> Exercise brief
Only lines with the string "image" matter here; gather them from the material below.

> Records for this exercise
···
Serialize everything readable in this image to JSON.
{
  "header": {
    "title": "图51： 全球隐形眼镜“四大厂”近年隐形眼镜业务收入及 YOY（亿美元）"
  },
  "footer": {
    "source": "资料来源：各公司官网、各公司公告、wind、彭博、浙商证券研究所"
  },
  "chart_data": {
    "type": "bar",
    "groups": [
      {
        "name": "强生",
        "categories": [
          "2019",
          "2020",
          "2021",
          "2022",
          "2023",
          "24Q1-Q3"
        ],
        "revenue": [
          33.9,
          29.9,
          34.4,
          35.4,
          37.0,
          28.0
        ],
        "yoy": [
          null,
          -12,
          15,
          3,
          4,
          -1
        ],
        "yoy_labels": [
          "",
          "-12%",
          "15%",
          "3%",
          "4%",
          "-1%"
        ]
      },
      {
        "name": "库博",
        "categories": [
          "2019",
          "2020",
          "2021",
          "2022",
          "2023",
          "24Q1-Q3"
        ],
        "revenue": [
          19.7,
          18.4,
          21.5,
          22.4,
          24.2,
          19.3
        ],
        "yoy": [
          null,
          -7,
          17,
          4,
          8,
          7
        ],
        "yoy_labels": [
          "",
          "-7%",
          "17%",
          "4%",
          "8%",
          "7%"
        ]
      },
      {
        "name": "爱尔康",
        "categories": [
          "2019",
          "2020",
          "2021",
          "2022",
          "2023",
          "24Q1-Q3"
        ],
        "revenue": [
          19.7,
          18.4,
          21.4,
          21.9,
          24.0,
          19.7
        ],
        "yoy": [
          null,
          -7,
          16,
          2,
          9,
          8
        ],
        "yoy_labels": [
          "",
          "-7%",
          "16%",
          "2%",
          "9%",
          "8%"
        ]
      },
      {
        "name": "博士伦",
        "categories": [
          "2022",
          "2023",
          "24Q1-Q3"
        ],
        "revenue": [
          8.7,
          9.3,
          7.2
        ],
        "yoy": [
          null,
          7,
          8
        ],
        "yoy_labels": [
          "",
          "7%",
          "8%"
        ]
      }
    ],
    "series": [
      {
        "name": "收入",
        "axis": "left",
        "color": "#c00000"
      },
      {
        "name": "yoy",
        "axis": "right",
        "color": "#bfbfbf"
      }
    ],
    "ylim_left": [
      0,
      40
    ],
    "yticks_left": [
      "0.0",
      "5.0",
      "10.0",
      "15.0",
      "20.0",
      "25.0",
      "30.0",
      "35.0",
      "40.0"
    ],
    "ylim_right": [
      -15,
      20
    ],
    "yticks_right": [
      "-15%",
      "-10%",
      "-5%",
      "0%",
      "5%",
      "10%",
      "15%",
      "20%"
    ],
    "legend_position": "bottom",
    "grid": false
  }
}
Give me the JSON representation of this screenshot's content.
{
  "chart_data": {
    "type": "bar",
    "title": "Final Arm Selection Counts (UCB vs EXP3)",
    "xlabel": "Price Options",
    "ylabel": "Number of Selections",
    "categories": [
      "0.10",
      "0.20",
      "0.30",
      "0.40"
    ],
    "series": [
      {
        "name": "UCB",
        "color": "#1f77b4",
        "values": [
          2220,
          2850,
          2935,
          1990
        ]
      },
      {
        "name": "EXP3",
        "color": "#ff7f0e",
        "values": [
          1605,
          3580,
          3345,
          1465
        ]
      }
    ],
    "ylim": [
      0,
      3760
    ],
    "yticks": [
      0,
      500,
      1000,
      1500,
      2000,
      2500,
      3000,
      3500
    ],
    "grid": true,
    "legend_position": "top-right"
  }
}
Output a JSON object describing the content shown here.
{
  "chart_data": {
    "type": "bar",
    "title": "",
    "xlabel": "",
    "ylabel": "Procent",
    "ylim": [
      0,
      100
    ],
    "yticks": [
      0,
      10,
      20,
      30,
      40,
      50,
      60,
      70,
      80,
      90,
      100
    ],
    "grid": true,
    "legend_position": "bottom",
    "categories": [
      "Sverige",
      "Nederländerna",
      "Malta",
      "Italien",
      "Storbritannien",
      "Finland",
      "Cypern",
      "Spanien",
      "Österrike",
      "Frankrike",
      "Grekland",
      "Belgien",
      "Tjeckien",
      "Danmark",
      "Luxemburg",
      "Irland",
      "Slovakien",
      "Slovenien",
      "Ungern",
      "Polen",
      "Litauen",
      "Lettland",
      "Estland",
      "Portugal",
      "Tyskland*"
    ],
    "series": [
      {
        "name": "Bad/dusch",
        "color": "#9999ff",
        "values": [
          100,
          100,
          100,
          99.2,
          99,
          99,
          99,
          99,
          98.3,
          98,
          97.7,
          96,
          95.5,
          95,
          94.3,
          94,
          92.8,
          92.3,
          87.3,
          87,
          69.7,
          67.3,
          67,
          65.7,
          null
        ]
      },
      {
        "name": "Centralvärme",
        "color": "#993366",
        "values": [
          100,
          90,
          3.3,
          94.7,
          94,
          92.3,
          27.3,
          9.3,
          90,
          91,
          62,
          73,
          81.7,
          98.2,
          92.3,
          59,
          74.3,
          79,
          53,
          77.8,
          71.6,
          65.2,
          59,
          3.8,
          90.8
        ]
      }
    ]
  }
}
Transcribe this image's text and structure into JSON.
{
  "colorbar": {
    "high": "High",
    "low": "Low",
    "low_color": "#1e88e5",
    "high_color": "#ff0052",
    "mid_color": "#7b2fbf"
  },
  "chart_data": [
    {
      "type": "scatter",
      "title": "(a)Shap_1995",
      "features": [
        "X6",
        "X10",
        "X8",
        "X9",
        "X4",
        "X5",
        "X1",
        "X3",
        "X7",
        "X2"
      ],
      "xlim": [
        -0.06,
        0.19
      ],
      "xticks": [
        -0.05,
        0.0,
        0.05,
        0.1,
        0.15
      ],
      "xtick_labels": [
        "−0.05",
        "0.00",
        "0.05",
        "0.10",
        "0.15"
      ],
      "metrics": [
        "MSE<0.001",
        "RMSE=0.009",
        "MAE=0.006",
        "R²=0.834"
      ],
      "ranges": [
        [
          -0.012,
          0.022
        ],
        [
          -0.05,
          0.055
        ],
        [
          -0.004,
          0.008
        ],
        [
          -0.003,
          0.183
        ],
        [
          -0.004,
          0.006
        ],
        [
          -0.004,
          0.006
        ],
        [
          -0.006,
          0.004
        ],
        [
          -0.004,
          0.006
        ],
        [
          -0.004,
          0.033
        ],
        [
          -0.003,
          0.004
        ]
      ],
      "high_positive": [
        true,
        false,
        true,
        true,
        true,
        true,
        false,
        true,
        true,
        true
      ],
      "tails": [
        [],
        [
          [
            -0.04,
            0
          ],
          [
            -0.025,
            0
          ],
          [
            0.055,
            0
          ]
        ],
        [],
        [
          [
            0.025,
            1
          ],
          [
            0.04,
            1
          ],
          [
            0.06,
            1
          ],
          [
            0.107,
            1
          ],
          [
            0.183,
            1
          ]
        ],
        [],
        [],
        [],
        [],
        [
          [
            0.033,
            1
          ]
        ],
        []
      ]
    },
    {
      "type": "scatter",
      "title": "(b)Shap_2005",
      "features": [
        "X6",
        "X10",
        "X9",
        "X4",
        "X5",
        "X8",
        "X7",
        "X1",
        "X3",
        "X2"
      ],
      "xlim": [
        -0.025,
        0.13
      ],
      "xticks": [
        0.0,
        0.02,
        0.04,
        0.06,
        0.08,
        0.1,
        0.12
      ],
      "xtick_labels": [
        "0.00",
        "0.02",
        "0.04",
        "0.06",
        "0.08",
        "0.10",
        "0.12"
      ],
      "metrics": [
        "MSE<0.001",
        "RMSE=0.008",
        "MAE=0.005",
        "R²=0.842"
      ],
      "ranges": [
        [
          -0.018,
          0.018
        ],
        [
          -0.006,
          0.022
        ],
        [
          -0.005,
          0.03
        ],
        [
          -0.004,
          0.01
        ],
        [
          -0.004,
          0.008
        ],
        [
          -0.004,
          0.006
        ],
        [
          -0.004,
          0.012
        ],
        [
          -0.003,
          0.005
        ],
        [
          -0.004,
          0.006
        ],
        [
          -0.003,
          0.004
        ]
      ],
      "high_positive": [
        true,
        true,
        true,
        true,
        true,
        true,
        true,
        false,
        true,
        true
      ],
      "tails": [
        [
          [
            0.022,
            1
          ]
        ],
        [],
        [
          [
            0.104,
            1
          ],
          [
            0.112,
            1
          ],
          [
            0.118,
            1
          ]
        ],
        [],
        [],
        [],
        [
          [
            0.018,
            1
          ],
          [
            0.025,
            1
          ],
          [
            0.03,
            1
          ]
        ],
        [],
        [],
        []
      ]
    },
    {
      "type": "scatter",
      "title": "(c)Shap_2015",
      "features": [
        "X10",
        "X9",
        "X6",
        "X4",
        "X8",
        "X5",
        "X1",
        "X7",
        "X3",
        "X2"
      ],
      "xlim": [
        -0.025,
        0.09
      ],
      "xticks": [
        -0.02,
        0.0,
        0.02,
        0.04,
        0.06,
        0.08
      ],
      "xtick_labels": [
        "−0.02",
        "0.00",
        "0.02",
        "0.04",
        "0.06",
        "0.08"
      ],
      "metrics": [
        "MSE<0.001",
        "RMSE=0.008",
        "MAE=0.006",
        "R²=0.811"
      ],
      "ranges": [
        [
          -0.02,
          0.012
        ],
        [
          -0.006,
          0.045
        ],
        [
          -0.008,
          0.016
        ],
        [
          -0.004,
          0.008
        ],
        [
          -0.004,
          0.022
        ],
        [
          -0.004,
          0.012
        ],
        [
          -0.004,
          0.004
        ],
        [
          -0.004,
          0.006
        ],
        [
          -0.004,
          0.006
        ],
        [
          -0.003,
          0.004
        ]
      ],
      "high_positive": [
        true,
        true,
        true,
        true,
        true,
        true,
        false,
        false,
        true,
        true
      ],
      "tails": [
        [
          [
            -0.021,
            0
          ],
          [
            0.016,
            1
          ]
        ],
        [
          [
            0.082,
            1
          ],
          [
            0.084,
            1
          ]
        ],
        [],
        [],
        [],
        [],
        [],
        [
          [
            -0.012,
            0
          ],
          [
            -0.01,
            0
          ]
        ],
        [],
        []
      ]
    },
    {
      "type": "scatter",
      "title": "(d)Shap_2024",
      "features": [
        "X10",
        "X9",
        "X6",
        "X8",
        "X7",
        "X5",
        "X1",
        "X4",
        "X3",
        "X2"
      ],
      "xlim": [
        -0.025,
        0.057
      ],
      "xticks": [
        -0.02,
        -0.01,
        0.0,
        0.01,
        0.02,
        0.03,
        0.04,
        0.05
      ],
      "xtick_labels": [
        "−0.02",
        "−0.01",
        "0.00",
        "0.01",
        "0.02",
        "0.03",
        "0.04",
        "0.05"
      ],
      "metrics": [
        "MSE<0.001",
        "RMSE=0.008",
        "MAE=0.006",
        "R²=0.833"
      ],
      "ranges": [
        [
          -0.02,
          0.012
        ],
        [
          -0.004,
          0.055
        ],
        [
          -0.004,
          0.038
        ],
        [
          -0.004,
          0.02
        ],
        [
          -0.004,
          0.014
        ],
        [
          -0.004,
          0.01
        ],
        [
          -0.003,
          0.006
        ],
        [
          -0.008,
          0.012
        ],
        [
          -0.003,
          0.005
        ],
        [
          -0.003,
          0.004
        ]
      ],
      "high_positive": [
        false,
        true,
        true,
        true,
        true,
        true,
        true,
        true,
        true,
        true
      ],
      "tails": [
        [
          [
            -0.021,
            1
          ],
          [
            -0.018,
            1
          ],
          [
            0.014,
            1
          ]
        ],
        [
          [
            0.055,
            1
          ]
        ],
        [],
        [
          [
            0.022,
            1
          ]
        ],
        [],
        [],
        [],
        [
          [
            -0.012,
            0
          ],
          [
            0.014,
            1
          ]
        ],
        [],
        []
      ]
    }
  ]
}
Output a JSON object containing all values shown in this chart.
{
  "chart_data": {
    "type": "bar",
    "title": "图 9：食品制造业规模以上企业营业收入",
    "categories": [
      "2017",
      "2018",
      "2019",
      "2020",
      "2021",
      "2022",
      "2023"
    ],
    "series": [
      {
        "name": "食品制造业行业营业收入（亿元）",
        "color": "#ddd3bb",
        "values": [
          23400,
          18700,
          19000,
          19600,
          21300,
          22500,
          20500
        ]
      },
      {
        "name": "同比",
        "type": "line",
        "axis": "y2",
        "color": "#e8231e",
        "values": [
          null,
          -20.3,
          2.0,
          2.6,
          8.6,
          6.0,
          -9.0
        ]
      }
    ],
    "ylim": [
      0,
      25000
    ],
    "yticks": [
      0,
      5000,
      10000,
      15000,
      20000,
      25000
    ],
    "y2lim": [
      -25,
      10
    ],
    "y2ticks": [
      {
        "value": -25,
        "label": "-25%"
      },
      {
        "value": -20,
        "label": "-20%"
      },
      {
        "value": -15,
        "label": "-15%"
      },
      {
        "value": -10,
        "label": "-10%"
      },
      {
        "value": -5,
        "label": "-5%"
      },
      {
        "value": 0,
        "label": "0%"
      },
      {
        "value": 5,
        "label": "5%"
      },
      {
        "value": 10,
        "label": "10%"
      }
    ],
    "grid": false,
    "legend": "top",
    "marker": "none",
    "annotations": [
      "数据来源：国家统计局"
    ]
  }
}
···
> Solution for this task
Serialize everything readable in this image to JSON.
Transcribe this image's text and structure into JSON.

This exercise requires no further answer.